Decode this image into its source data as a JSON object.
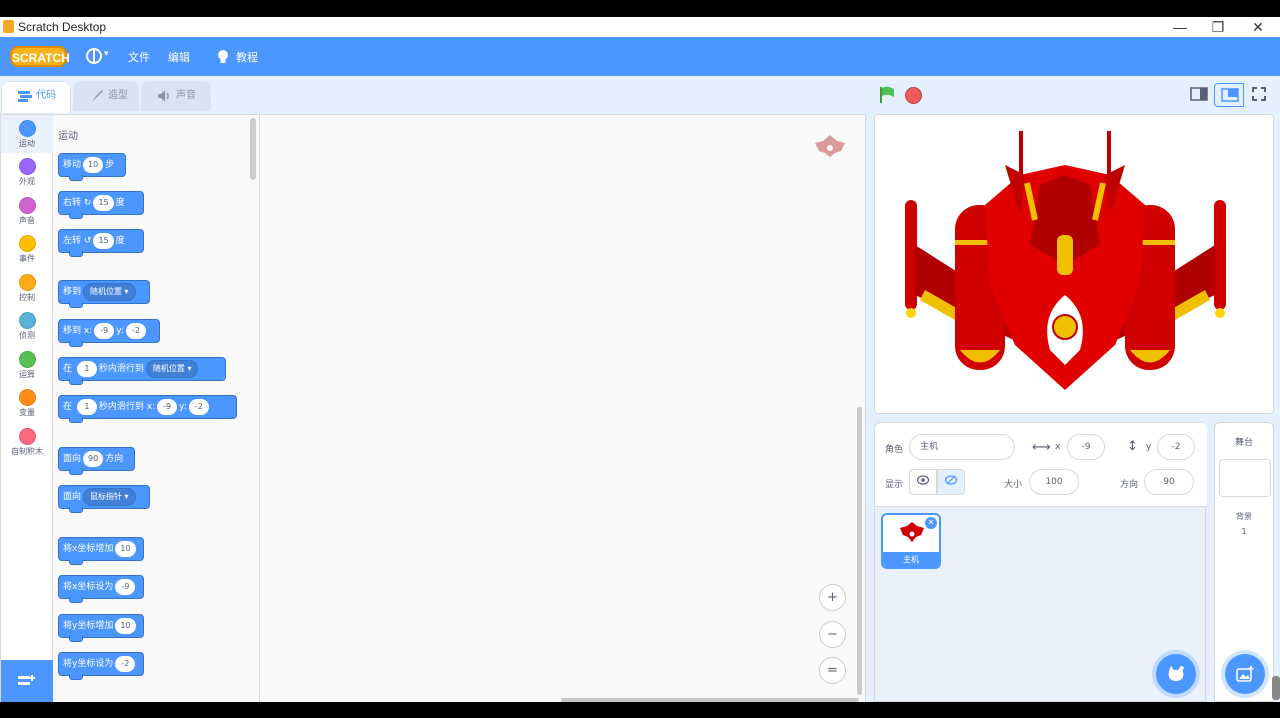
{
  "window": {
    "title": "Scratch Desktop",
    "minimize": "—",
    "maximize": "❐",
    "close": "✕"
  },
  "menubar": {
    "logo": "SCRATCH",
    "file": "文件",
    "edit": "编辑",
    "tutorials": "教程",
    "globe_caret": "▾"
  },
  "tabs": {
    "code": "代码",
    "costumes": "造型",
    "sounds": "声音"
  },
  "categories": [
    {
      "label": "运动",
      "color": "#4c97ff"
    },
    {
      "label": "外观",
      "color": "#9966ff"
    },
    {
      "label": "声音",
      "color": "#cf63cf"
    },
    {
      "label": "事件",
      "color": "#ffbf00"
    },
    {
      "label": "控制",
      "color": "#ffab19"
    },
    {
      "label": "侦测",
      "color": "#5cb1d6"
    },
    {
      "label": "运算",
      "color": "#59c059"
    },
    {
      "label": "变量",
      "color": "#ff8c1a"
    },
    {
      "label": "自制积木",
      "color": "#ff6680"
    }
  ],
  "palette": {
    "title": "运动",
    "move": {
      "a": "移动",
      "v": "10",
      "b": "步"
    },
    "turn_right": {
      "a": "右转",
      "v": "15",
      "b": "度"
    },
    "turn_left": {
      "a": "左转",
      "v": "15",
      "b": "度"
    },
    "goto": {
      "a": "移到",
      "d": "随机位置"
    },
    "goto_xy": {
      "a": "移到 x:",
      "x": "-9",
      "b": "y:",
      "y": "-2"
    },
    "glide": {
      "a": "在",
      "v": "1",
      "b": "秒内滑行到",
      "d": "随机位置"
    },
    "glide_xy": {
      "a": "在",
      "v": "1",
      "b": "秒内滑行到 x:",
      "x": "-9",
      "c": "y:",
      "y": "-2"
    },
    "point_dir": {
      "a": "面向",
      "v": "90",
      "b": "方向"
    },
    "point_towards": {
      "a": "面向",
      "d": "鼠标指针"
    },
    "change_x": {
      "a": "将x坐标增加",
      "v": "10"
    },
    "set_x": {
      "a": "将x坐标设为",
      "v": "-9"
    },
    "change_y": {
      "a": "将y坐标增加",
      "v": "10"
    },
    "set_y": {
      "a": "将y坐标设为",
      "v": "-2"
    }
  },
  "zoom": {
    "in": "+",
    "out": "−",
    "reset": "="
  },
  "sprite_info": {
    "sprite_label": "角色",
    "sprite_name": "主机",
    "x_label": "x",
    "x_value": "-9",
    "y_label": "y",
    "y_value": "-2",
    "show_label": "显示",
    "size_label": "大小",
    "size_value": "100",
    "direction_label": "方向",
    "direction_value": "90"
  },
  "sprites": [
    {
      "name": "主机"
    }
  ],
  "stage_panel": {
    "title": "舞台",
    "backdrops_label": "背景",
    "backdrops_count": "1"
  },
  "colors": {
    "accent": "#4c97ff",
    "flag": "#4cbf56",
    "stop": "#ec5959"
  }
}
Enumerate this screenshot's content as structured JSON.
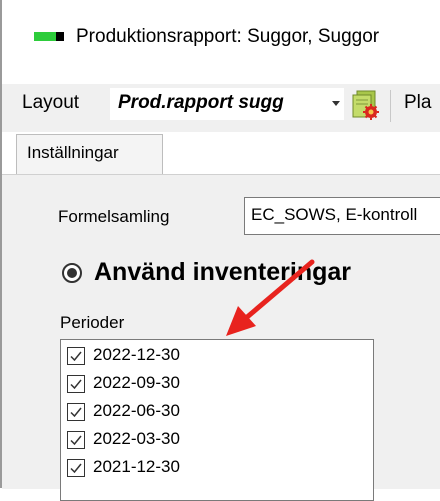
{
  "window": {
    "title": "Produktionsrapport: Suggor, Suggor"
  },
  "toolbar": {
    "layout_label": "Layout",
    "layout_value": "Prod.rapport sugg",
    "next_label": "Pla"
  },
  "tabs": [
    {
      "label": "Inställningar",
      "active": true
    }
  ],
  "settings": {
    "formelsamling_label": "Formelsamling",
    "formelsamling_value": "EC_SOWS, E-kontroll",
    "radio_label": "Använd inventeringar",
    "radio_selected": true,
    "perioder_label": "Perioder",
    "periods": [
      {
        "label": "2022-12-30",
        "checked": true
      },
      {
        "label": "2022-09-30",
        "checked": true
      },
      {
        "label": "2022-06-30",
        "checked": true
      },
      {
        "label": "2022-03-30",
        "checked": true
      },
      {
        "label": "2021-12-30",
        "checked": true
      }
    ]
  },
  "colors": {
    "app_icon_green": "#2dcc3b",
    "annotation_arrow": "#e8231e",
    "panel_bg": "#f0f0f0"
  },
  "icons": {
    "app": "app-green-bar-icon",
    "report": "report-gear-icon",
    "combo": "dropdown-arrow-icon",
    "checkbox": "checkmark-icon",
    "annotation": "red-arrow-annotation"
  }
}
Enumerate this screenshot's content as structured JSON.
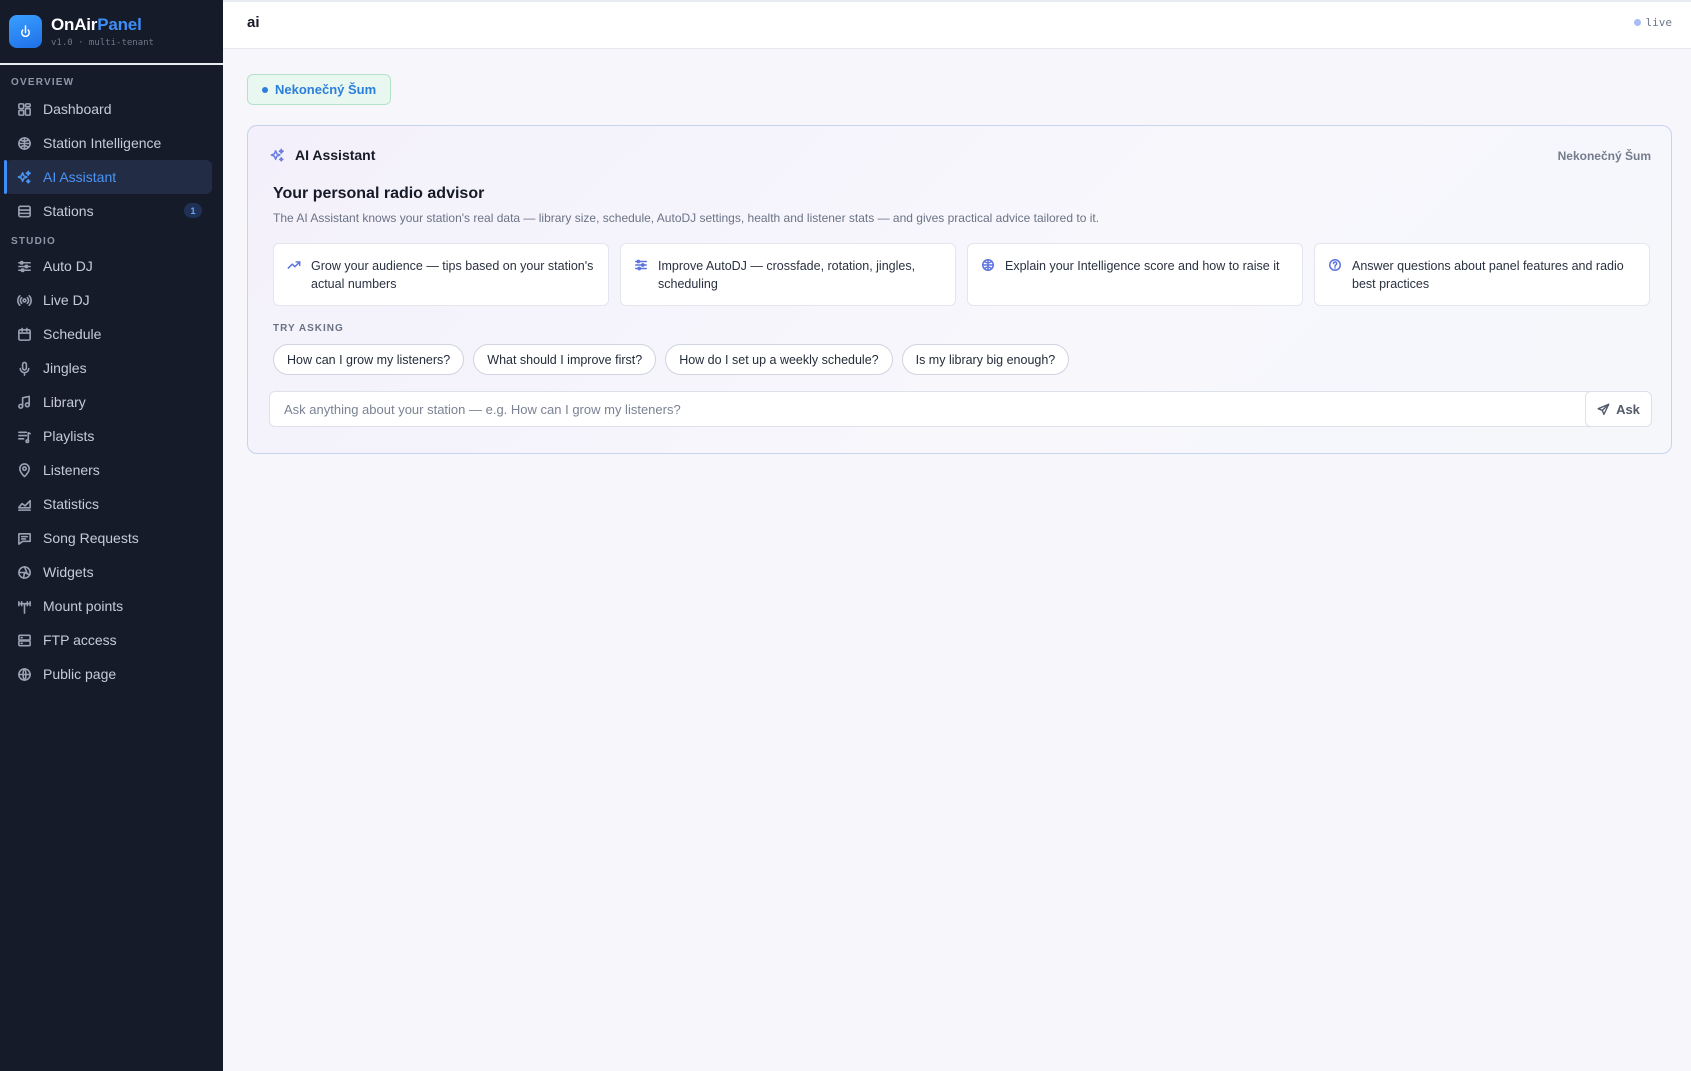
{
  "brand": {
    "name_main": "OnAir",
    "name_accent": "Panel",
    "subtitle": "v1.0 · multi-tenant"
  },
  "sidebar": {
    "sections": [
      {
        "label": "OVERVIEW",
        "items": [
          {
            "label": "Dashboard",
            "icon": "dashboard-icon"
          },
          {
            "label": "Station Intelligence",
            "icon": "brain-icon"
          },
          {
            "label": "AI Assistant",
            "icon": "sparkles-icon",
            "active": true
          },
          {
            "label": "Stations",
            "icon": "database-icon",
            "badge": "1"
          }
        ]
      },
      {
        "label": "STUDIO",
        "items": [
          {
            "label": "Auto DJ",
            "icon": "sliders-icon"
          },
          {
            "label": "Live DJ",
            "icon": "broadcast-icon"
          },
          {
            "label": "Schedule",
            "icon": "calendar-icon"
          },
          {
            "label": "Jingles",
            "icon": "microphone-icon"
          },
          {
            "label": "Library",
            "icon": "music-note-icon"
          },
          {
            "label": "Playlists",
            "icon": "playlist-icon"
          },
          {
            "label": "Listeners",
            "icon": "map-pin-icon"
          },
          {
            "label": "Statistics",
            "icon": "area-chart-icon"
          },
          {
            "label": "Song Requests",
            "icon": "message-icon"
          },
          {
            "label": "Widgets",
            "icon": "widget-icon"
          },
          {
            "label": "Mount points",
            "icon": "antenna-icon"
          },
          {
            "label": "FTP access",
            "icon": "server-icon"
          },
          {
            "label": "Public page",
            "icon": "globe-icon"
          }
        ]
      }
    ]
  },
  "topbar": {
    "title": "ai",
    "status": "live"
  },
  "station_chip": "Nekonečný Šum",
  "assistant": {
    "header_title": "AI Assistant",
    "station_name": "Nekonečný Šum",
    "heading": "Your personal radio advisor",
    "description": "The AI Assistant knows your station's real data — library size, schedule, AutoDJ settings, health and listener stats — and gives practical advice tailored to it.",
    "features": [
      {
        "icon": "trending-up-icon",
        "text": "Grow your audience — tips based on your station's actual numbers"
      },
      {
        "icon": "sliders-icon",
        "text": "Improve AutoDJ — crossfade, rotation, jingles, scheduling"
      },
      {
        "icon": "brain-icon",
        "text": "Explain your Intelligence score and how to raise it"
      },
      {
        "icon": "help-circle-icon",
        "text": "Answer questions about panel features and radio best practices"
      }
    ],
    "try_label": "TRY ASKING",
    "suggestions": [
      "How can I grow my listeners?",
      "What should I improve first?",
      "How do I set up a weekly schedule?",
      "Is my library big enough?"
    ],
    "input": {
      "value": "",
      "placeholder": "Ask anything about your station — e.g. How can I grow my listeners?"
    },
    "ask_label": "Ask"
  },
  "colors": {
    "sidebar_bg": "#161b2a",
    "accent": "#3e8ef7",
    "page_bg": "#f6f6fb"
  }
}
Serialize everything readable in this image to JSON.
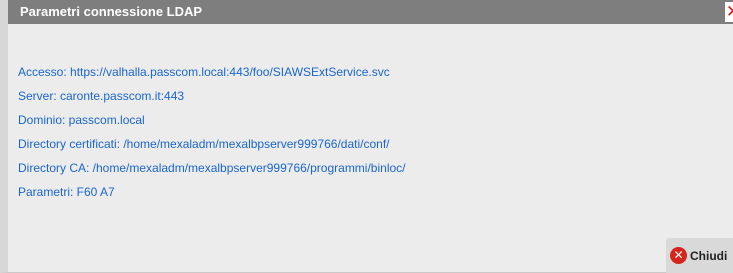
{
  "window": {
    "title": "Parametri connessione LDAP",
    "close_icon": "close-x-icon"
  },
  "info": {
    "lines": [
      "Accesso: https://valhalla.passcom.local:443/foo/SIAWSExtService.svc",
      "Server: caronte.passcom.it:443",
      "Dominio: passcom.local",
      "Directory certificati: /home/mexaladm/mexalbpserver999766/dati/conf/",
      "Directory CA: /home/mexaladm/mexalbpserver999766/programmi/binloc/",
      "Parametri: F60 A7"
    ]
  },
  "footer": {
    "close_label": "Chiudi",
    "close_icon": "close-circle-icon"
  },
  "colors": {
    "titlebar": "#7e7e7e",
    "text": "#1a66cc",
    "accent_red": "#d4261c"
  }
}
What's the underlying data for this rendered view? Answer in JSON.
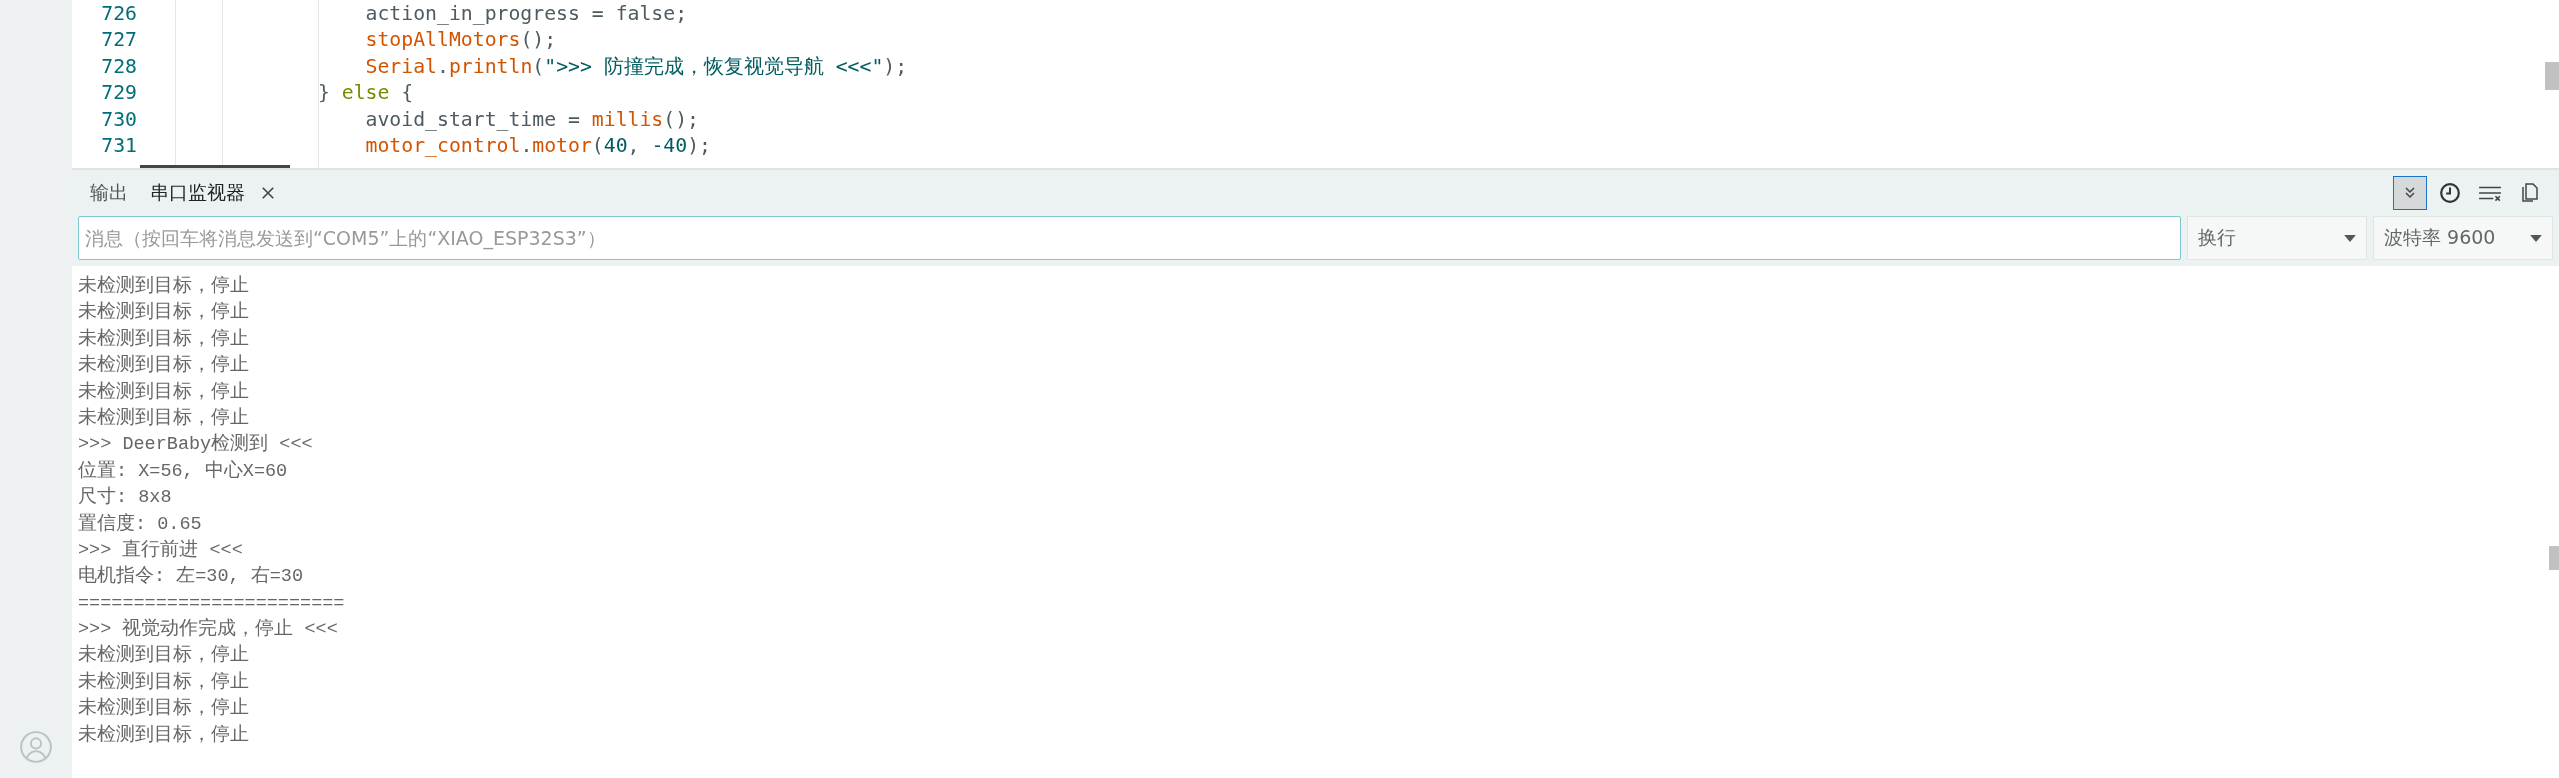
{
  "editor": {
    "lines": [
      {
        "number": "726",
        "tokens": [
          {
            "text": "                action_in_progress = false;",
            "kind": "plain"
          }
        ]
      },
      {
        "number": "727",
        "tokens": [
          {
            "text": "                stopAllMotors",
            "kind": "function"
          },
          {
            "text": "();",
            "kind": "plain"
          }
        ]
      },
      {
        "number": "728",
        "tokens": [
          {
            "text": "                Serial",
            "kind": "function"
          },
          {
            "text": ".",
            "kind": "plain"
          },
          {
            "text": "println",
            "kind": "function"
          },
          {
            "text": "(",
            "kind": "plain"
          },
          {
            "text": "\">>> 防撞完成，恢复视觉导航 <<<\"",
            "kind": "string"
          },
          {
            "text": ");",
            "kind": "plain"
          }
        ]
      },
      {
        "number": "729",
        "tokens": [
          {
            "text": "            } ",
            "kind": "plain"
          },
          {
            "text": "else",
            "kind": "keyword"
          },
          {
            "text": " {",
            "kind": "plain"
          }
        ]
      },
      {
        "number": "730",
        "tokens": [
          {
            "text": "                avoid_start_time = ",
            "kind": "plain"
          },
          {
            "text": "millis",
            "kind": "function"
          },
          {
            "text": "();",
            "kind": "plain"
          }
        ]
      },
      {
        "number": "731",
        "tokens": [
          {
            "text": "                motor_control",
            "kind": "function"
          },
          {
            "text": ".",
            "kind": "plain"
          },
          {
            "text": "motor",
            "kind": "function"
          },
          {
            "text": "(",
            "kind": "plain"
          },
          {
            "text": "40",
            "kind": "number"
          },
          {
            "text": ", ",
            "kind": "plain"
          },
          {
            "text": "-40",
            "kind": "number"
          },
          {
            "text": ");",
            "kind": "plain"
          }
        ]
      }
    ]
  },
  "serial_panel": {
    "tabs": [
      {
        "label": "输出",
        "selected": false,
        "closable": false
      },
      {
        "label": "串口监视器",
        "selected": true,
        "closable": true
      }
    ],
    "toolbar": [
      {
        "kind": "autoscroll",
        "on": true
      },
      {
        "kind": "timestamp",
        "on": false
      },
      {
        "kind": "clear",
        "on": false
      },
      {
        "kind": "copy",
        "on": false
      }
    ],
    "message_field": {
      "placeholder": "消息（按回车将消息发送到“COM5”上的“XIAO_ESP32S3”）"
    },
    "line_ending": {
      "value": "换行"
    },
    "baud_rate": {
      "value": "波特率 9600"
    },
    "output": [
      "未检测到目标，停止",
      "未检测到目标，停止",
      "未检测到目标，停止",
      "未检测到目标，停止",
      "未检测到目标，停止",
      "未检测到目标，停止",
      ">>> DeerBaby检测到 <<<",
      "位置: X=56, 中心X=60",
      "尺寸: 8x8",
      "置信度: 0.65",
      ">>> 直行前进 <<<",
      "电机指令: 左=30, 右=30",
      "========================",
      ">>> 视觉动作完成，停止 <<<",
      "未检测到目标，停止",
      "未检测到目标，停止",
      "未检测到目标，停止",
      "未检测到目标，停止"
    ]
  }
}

▶ [What is required]
Report back each line of the entries that holds the string "Nekonečný".

▶ [Output for this task]
  "station_chip": "Nekonečný Šum",
    "station_name": "Nekonečný Šum",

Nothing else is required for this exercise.